Return the material word for word. Do not include pictures.

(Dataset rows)
+===+
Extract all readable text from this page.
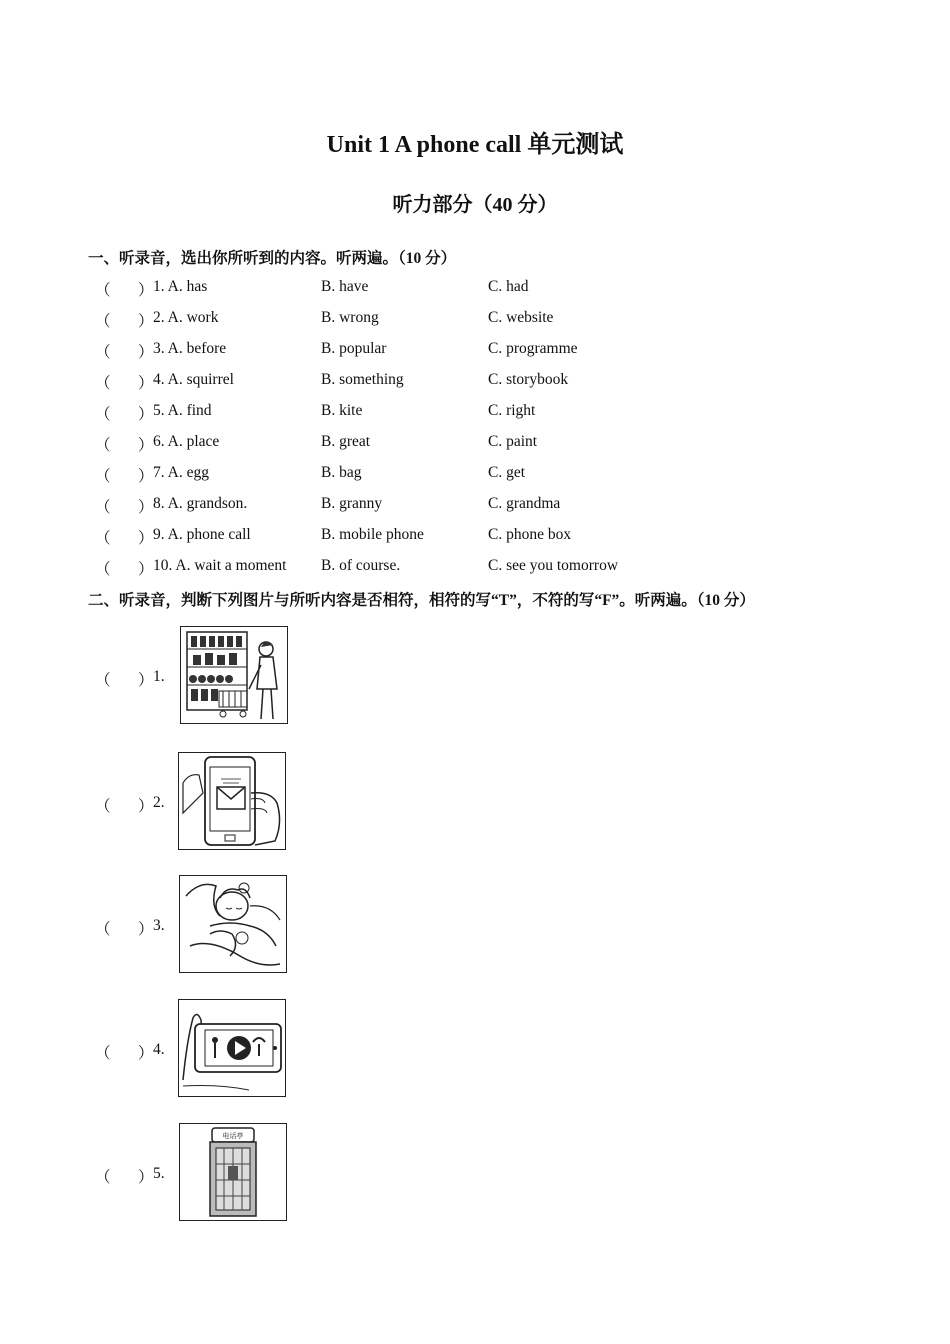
Unit 1 A phone call 单元测试
听力部分（40 分）
一、听录音，选出你所听到的内容。听两遍。（10 分）
（ ） 1. A. has	B. have	C. had
（ ） 2. A. work	B. wrong	C. website
（ ） 3. A. before	B. popular	C. programme
（ ） 4. A. squirrel	B. something	C. storybook
（ ） 5. A. find	B. kite	C. right
（ ） 6. A. place	B. great	C. paint
（ ） 7. A. egg	B. bag	C. get
（ ） 8. A. grandson.	B. granny	C. grandma
（ ） 9. A. phone call	B. mobile phone	C. phone box
（ ） 10. A. wait a moment B. of course.	C. see you tomorrow
二、听录音，判断下列图片与所听内容是否相符，相符的写“T”，不符的写“F”。听两遍。（10 分）
（ ） 1.
（ ） 2.
（ ） 3.
（ ） 4.
（ ） 5.
电话亭
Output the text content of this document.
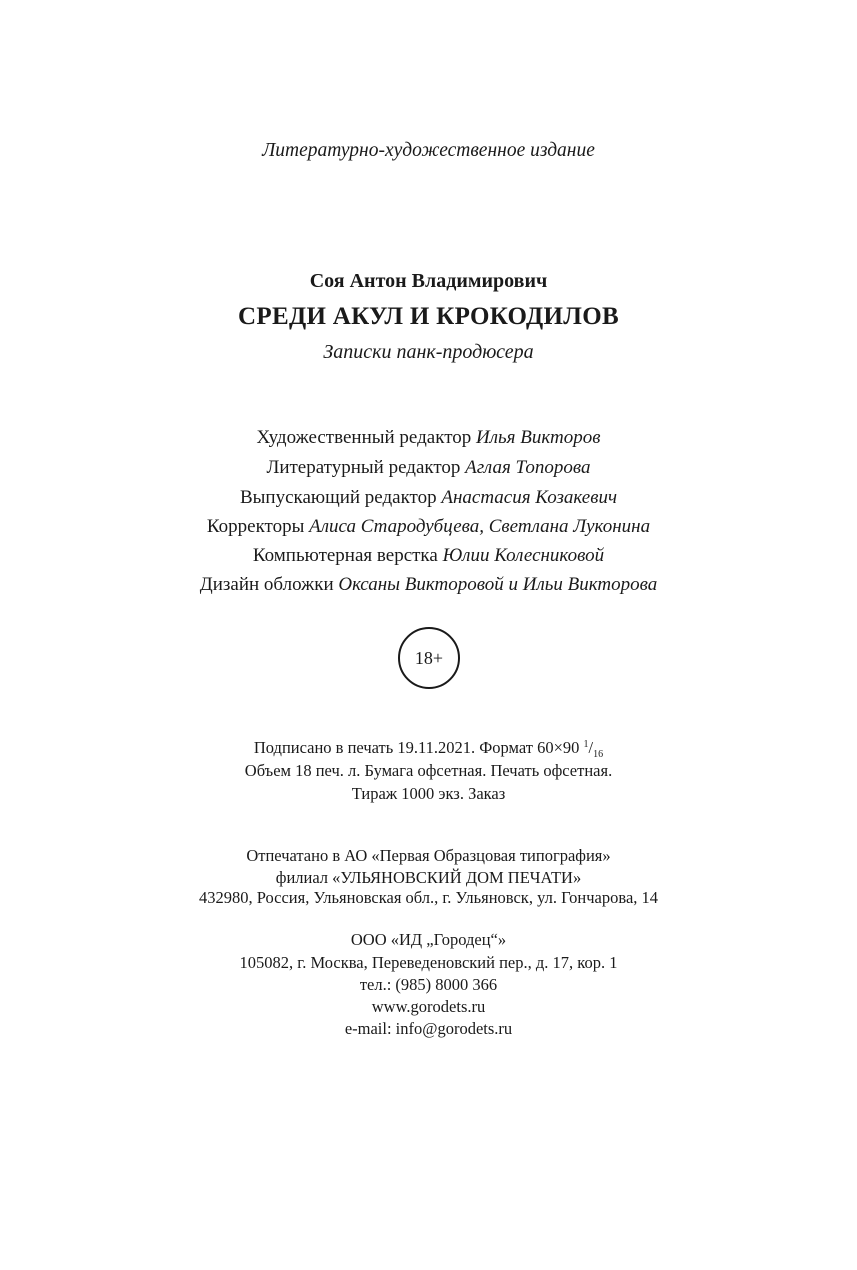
Литературно-художественное издание
Соя Антон Владимирович
СРЕДИ АКУЛ И КРОКОДИЛОВ
Записки панк-продюсера
Художественный редактор Илья Викторов
Литературный редактор Аглая Топорова
Выпускающий редактор Анастасия Козакевич
Корректоры Алиса Стародубцева, Светлана Луконина
Компьютерная верстка Юлии Колесниковой
Дизайн обложки Оксаны Викторовой и Ильи Викторова
18+
Подписано в печать 19.11.2021. Формат 60×90 $^1/_{16}$
Объем 18 печ. л. Бумага офсетная. Печать офсетная.
Тираж 1000 экз. Заказ
Отпечатано в АО «Первая Образцовая типография»
филиал «УЛЬЯНОВСКИЙ ДОМ ПЕЧАТИ»
432980, Россия, Ульяновская обл., г. Ульяновск, ул. Гончарова, 14
ООО «ИД „Городец“»
105082, г. Москва, Переведеновский пер., д. 17, кор. 1
тел.: (985) 8000 366
www.gorodets.ru
e-mail: info@gorodets.ru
+===+
* Solution for this problem
Extract all readable text from this page.
Unit 1 A phone call 单元测试
听力部分（40 分）
一、听录音，选出你所听到的内容。听两遍。（10 分）
（ ） 1. A. has	B. have	C. had
（ ） 2. A. work	B. wrong	C. website
（ ） 3. A. before	B. popular	C. programme
（ ） 4. A. squirrel	B. something	C. storybook
（ ） 5. A. find	B. kite	C. right
（ ） 6. A. place	B. great	C. paint
（ ） 7. A. egg	B. bag	C. get
（ ） 8. A. grandson.	B. granny	C. grandma
（ ） 9. A. phone call	B. mobile phone	C. phone box
（ ） 10. A. wait a moment B. of course.	C. see you tomorrow
二、听录音，判断下列图片与所听内容是否相符，相符的写“T”，不符的写“F”。听两遍。（10 分）
（ ） 1.
（ ） 2.
（ ） 3.
（ ） 4.
（ ） 5.
电话亭
Output the text content of this document.
Литературно-художественное издание
Соя Антон Владимирович
СРЕДИ АКУЛ И КРОКОДИЛОВ
Записки панк-продюсера
Художественный редактор Илья Викторов
Литературный редактор Аглая Топорова
Выпускающий редактор Анастасия Козакевич
Корректоры Алиса Стародубцева, Светлана Луконина
Компьютерная верстка Юлии Колесниковой
Дизайн обложки Оксаны Викторовой и Ильи Викторова
18+
Подписано в печать 19.11.2021. Формат 60×90 $^1/_{16}$
Объем 18 печ. л. Бумага офсетная. Печать офсетная.
Тираж 1000 экз. Заказ
Отпечатано в АО «Первая Образцовая типография»
филиал «УЛЬЯНОВСКИЙ ДОМ ПЕЧАТИ»
432980, Россия, Ульяновская обл., г. Ульяновск, ул. Гончарова, 14
ООО «ИД „Городец“»
105082, г. Москва, Переведеновский пер., д. 17, кор. 1
тел.: (985) 8000 366
www.gorodets.ru
e-mail: info@gorodets.ru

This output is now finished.